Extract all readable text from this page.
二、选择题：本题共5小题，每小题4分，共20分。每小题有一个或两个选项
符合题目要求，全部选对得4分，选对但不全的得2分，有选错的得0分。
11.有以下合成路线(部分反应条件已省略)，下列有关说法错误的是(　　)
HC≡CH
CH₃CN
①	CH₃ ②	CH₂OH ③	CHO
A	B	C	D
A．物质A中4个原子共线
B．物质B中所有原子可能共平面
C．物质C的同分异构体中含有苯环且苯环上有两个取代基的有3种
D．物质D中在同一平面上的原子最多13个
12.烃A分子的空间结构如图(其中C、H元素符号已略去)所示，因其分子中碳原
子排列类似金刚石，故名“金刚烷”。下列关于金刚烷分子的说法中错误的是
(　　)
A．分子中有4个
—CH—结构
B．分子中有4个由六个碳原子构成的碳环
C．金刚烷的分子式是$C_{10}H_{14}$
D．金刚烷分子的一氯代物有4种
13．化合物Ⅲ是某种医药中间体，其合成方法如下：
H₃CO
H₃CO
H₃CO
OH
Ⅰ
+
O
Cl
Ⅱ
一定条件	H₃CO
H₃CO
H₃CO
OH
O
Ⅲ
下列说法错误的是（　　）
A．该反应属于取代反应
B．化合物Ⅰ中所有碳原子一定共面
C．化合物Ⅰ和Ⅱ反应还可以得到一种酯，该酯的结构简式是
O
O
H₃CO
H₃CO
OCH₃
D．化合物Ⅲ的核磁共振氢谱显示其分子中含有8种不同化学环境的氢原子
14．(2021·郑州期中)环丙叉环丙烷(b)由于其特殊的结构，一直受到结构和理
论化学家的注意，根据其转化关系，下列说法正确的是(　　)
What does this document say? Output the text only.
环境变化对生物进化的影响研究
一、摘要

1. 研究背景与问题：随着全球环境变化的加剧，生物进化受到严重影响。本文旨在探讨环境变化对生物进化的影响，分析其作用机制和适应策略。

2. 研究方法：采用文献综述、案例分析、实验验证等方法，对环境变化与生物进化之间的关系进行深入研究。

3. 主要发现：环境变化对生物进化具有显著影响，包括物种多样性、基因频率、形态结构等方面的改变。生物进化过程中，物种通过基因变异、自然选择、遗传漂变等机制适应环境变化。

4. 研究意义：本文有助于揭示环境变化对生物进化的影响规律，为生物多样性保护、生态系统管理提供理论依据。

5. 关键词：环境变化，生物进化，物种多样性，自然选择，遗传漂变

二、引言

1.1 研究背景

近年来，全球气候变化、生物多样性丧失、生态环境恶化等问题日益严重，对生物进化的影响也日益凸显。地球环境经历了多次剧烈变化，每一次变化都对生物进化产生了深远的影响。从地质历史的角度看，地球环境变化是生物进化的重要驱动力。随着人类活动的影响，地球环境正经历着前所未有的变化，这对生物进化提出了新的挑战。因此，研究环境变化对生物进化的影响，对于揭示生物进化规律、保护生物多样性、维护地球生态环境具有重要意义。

● **Exercise requirements**: Working from the entries above, return all lines that contain "this".

● **Reply**:
Extract all readable text from this page.
What does this document say? Output the text only.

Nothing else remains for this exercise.